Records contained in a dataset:
____

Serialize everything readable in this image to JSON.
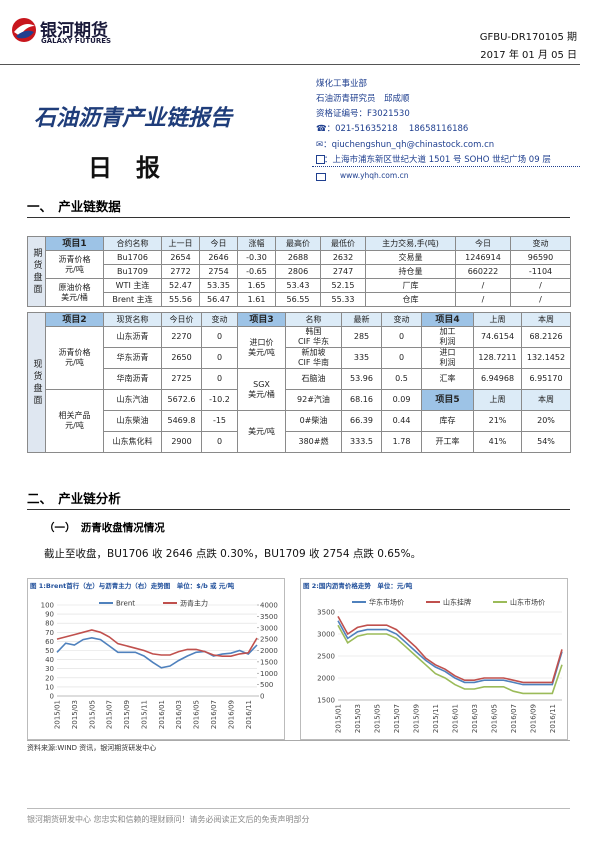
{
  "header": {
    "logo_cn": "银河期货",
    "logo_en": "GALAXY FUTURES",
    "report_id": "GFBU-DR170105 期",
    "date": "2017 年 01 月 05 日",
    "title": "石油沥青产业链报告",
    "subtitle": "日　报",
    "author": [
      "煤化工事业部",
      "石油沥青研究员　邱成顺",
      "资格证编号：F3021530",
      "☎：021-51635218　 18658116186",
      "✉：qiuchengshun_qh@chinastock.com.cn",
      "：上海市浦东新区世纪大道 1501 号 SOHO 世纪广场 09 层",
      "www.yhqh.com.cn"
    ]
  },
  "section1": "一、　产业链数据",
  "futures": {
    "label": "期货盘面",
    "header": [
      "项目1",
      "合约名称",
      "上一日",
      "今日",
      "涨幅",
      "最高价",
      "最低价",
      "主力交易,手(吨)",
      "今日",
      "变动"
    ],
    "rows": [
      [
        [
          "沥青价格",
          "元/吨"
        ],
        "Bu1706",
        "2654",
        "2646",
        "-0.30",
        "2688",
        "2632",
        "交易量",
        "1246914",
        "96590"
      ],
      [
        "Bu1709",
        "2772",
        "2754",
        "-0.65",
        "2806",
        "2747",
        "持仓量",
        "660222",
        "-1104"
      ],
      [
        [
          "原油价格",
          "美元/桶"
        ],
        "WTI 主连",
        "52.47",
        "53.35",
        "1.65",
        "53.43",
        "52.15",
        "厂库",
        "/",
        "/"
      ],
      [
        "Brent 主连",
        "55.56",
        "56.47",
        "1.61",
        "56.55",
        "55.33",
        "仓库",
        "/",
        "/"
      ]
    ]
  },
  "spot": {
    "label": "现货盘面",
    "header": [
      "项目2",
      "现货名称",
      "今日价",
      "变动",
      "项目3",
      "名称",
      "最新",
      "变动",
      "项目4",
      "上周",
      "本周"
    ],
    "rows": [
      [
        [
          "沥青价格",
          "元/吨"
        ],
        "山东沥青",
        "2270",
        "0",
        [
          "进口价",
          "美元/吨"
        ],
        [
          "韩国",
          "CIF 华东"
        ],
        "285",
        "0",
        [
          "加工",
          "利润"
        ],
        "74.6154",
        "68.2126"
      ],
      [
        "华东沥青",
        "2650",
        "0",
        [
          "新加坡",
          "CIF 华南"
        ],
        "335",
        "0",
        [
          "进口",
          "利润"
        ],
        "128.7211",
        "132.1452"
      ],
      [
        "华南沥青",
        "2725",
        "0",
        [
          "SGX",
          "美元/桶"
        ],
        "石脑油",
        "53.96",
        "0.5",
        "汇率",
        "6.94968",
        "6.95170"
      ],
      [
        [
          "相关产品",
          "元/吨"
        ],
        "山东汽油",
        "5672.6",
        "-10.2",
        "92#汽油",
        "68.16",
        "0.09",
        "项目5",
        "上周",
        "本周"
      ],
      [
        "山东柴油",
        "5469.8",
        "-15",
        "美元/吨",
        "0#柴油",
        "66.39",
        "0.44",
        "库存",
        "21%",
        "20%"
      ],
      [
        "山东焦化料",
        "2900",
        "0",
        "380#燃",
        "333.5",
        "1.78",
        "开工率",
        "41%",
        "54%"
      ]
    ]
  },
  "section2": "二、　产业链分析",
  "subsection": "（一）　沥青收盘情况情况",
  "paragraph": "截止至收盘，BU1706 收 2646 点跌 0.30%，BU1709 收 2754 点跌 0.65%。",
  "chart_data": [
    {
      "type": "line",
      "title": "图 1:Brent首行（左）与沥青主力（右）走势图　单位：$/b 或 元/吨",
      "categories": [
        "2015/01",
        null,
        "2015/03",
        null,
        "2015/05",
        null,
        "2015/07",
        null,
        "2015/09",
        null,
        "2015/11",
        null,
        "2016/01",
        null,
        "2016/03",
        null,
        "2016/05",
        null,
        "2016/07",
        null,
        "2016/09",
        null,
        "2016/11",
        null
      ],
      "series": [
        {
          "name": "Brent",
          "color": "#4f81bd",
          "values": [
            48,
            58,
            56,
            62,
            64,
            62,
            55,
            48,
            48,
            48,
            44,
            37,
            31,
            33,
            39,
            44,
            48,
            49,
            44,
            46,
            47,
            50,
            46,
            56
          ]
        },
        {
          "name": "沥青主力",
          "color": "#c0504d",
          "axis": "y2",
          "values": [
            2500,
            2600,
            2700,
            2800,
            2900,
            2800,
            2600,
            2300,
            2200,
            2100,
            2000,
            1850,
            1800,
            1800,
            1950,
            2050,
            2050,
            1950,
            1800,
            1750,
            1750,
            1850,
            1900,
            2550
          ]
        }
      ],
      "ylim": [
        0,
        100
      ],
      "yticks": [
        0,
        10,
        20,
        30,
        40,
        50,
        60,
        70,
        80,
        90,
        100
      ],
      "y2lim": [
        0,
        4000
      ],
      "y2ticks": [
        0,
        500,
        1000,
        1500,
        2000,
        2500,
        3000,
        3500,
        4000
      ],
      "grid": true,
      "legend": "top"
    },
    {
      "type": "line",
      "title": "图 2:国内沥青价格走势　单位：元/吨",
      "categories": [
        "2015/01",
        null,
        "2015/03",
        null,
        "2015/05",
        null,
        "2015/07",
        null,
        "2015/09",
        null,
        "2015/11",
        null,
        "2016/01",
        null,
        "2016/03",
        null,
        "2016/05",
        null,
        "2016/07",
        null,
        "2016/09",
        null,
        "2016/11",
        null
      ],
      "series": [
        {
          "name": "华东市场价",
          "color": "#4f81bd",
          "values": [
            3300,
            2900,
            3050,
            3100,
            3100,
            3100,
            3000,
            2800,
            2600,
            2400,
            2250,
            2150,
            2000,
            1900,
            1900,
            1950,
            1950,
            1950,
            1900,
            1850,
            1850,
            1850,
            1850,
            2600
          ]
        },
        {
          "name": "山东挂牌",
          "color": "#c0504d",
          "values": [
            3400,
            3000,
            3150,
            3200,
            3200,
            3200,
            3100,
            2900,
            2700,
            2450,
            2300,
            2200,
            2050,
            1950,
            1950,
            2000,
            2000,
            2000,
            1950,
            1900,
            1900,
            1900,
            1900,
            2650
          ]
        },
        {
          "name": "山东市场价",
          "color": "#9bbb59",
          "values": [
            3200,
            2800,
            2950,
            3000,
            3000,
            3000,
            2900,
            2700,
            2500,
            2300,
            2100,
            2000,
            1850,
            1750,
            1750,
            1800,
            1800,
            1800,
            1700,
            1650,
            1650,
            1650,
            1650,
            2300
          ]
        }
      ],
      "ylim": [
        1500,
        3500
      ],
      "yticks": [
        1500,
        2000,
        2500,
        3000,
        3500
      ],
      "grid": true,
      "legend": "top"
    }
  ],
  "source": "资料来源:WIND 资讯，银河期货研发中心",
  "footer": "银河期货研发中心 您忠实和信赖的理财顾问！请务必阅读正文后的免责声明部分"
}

____

**WORK REQUIRED**
Write out all the entries again, word for word, and print no images.

**TASK RESULT**
Serialize everything readable in this image to JSON.
{
  "header": {
    "logo_cn": "银河期货",
    "logo_en": "GALAXY FUTURES",
    "report_id": "GFBU-DR170105 期",
    "date": "2017 年 01 月 05 日",
    "title": "石油沥青产业链报告",
    "subtitle": "日　报",
    "author": [
      "煤化工事业部",
      "石油沥青研究员　邱成顺",
      "资格证编号：F3021530",
      "☎：021-51635218　 18658116186",
      "✉：qiuchengshun_qh@chinastock.com.cn",
      "：上海市浦东新区世纪大道 1501 号 SOHO 世纪广场 09 层",
      "www.yhqh.com.cn"
    ]
  },
  "section1": "一、　产业链数据",
  "futures": {
    "label": "期货盘面",
    "header": [
      "项目1",
      "合约名称",
      "上一日",
      "今日",
      "涨幅",
      "最高价",
      "最低价",
      "主力交易,手(吨)",
      "今日",
      "变动"
    ],
    "rows": [
      [
        [
          "沥青价格",
          "元/吨"
        ],
        "Bu1706",
        "2654",
        "2646",
        "-0.30",
        "2688",
        "2632",
        "交易量",
        "1246914",
        "96590"
      ],
      [
        "Bu1709",
        "2772",
        "2754",
        "-0.65",
        "2806",
        "2747",
        "持仓量",
        "660222",
        "-1104"
      ],
      [
        [
          "原油价格",
          "美元/桶"
        ],
        "WTI 主连",
        "52.47",
        "53.35",
        "1.65",
        "53.43",
        "52.15",
        "厂库",
        "/",
        "/"
      ],
      [
        "Brent 主连",
        "55.56",
        "56.47",
        "1.61",
        "56.55",
        "55.33",
        "仓库",
        "/",
        "/"
      ]
    ]
  },
  "spot": {
    "label": "现货盘面",
    "header": [
      "项目2",
      "现货名称",
      "今日价",
      "变动",
      "项目3",
      "名称",
      "最新",
      "变动",
      "项目4",
      "上周",
      "本周"
    ],
    "rows": [
      [
        [
          "沥青价格",
          "元/吨"
        ],
        "山东沥青",
        "2270",
        "0",
        [
          "进口价",
          "美元/吨"
        ],
        [
          "韩国",
          "CIF 华东"
        ],
        "285",
        "0",
        [
          "加工",
          "利润"
        ],
        "74.6154",
        "68.2126"
      ],
      [
        "华东沥青",
        "2650",
        "0",
        [
          "新加坡",
          "CIF 华南"
        ],
        "335",
        "0",
        [
          "进口",
          "利润"
        ],
        "128.7211",
        "132.1452"
      ],
      [
        "华南沥青",
        "2725",
        "0",
        [
          "SGX",
          "美元/桶"
        ],
        "石脑油",
        "53.96",
        "0.5",
        "汇率",
        "6.94968",
        "6.95170"
      ],
      [
        [
          "相关产品",
          "元/吨"
        ],
        "山东汽油",
        "5672.6",
        "-10.2",
        "92#汽油",
        "68.16",
        "0.09",
        "项目5",
        "上周",
        "本周"
      ],
      [
        "山东柴油",
        "5469.8",
        "-15",
        "美元/吨",
        "0#柴油",
        "66.39",
        "0.44",
        "库存",
        "21%",
        "20%"
      ],
      [
        "山东焦化料",
        "2900",
        "0",
        "380#燃",
        "333.5",
        "1.78",
        "开工率",
        "41%",
        "54%"
      ]
    ]
  },
  "section2": "二、　产业链分析",
  "subsection": "（一）　沥青收盘情况情况",
  "paragraph": "截止至收盘，BU1706 收 2646 点跌 0.30%，BU1709 收 2754 点跌 0.65%。",
  "chart_data": [
    {
      "type": "line",
      "title": "图 1:Brent首行（左）与沥青主力（右）走势图　单位：$/b 或 元/吨",
      "categories": [
        "2015/01",
        null,
        "2015/03",
        null,
        "2015/05",
        null,
        "2015/07",
        null,
        "2015/09",
        null,
        "2015/11",
        null,
        "2016/01",
        null,
        "2016/03",
        null,
        "2016/05",
        null,
        "2016/07",
        null,
        "2016/09",
        null,
        "2016/11",
        null
      ],
      "series": [
        {
          "name": "Brent",
          "color": "#4f81bd",
          "values": [
            48,
            58,
            56,
            62,
            64,
            62,
            55,
            48,
            48,
            48,
            44,
            37,
            31,
            33,
            39,
            44,
            48,
            49,
            44,
            46,
            47,
            50,
            46,
            56
          ]
        },
        {
          "name": "沥青主力",
          "color": "#c0504d",
          "axis": "y2",
          "values": [
            2500,
            2600,
            2700,
            2800,
            2900,
            2800,
            2600,
            2300,
            2200,
            2100,
            2000,
            1850,
            1800,
            1800,
            1950,
            2050,
            2050,
            1950,
            1800,
            1750,
            1750,
            1850,
            1900,
            2550
          ]
        }
      ],
      "ylim": [
        0,
        100
      ],
      "yticks": [
        0,
        10,
        20,
        30,
        40,
        50,
        60,
        70,
        80,
        90,
        100
      ],
      "y2lim": [
        0,
        4000
      ],
      "y2ticks": [
        0,
        500,
        1000,
        1500,
        2000,
        2500,
        3000,
        3500,
        4000
      ],
      "grid": true,
      "legend": "top"
    },
    {
      "type": "line",
      "title": "图 2:国内沥青价格走势　单位：元/吨",
      "categories": [
        "2015/01",
        null,
        "2015/03",
        null,
        "2015/05",
        null,
        "2015/07",
        null,
        "2015/09",
        null,
        "2015/11",
        null,
        "2016/01",
        null,
        "2016/03",
        null,
        "2016/05",
        null,
        "2016/07",
        null,
        "2016/09",
        null,
        "2016/11",
        null
      ],
      "series": [
        {
          "name": "华东市场价",
          "color": "#4f81bd",
          "values": [
            3300,
            2900,
            3050,
            3100,
            3100,
            3100,
            3000,
            2800,
            2600,
            2400,
            2250,
            2150,
            2000,
            1900,
            1900,
            1950,
            1950,
            1950,
            1900,
            1850,
            1850,
            1850,
            1850,
            2600
          ]
        },
        {
          "name": "山东挂牌",
          "color": "#c0504d",
          "values": [
            3400,
            3000,
            3150,
            3200,
            3200,
            3200,
            3100,
            2900,
            2700,
            2450,
            2300,
            2200,
            2050,
            1950,
            1950,
            2000,
            2000,
            2000,
            1950,
            1900,
            1900,
            1900,
            1900,
            2650
          ]
        },
        {
          "name": "山东市场价",
          "color": "#9bbb59",
          "values": [
            3200,
            2800,
            2950,
            3000,
            3000,
            3000,
            2900,
            2700,
            2500,
            2300,
            2100,
            2000,
            1850,
            1750,
            1750,
            1800,
            1800,
            1800,
            1700,
            1650,
            1650,
            1650,
            1650,
            2300
          ]
        }
      ],
      "ylim": [
        1500,
        3500
      ],
      "yticks": [
        1500,
        2000,
        2500,
        3000,
        3500
      ],
      "grid": true,
      "legend": "top"
    }
  ],
  "source": "资料来源:WIND 资讯，银河期货研发中心",
  "footer": "银河期货研发中心 您忠实和信赖的理财顾问！请务必阅读正文后的免责声明部分"
}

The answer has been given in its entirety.